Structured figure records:
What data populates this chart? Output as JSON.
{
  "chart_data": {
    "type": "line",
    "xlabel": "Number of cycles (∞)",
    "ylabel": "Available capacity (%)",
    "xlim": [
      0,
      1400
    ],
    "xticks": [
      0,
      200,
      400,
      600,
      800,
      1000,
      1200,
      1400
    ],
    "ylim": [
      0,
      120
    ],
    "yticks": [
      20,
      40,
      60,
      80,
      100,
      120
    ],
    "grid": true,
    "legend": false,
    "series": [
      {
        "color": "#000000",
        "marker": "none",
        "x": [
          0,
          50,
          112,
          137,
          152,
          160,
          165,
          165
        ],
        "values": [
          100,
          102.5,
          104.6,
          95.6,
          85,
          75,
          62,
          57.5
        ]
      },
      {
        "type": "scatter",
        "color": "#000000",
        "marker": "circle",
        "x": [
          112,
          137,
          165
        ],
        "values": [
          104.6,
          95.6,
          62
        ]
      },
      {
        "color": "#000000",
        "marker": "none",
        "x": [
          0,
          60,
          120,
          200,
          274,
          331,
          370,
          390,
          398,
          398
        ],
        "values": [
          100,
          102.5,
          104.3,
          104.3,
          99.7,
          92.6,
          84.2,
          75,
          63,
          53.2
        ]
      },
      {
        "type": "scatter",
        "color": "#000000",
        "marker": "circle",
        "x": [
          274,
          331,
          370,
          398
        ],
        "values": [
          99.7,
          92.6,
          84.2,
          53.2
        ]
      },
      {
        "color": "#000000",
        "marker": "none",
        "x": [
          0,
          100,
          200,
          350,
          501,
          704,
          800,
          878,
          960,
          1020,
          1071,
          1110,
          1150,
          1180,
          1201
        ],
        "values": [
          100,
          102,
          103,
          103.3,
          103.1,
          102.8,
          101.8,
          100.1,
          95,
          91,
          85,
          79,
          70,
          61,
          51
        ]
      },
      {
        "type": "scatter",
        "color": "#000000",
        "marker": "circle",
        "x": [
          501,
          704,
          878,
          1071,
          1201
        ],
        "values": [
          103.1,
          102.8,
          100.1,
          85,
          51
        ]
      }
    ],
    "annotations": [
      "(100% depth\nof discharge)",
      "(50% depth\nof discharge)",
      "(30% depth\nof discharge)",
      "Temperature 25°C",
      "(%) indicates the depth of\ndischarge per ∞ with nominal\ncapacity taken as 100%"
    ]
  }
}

### Directions
Output all of the data above without any alteration.

### Task answer
What data populates this chart? Output as JSON.
{
  "chart_data": {
    "type": "line",
    "xlabel": "Number of cycles (∞)",
    "ylabel": "Available capacity (%)",
    "xlim": [
      0,
      1400
    ],
    "xticks": [
      0,
      200,
      400,
      600,
      800,
      1000,
      1200,
      1400
    ],
    "ylim": [
      0,
      120
    ],
    "yticks": [
      20,
      40,
      60,
      80,
      100,
      120
    ],
    "grid": true,
    "legend": false,
    "series": [
      {
        "color": "#000000",
        "marker": "none",
        "x": [
          0,
          50,
          112,
          137,
          152,
          160,
          165,
          165
        ],
        "values": [
          100,
          102.5,
          104.6,
          95.6,
          85,
          75,
          62,
          57.5
        ]
      },
      {
        "type": "scatter",
        "color": "#000000",
        "marker": "circle",
        "x": [
          112,
          137,
          165
        ],
        "values": [
          104.6,
          95.6,
          62
        ]
      },
      {
        "color": "#000000",
        "marker": "none",
        "x": [
          0,
          60,
          120,
          200,
          274,
          331,
          370,
          390,
          398,
          398
        ],
        "values": [
          100,
          102.5,
          104.3,
          104.3,
          99.7,
          92.6,
          84.2,
          75,
          63,
          53.2
        ]
      },
      {
        "type": "scatter",
        "color": "#000000",
        "marker": "circle",
        "x": [
          274,
          331,
          370,
          398
        ],
        "values": [
          99.7,
          92.6,
          84.2,
          53.2
        ]
      },
      {
        "color": "#000000",
        "marker": "none",
        "x": [
          0,
          100,
          200,
          350,
          501,
          704,
          800,
          878,
          960,
          1020,
          1071,
          1110,
          1150,
          1180,
          1201
        ],
        "values": [
          100,
          102,
          103,
          103.3,
          103.1,
          102.8,
          101.8,
          100.1,
          95,
          91,
          85,
          79,
          70,
          61,
          51
        ]
      },
      {
        "type": "scatter",
        "color": "#000000",
        "marker": "circle",
        "x": [
          501,
          704,
          878,
          1071,
          1201
        ],
        "values": [
          103.1,
          102.8,
          100.1,
          85,
          51
        ]
      }
    ],
    "annotations": [
      "(100% depth\nof discharge)",
      "(50% depth\nof discharge)",
      "(30% depth\nof discharge)",
      "Temperature 25°C",
      "(%) indicates the depth of\ndischarge per ∞ with nominal\ncapacity taken as 100%"
    ]
  }
}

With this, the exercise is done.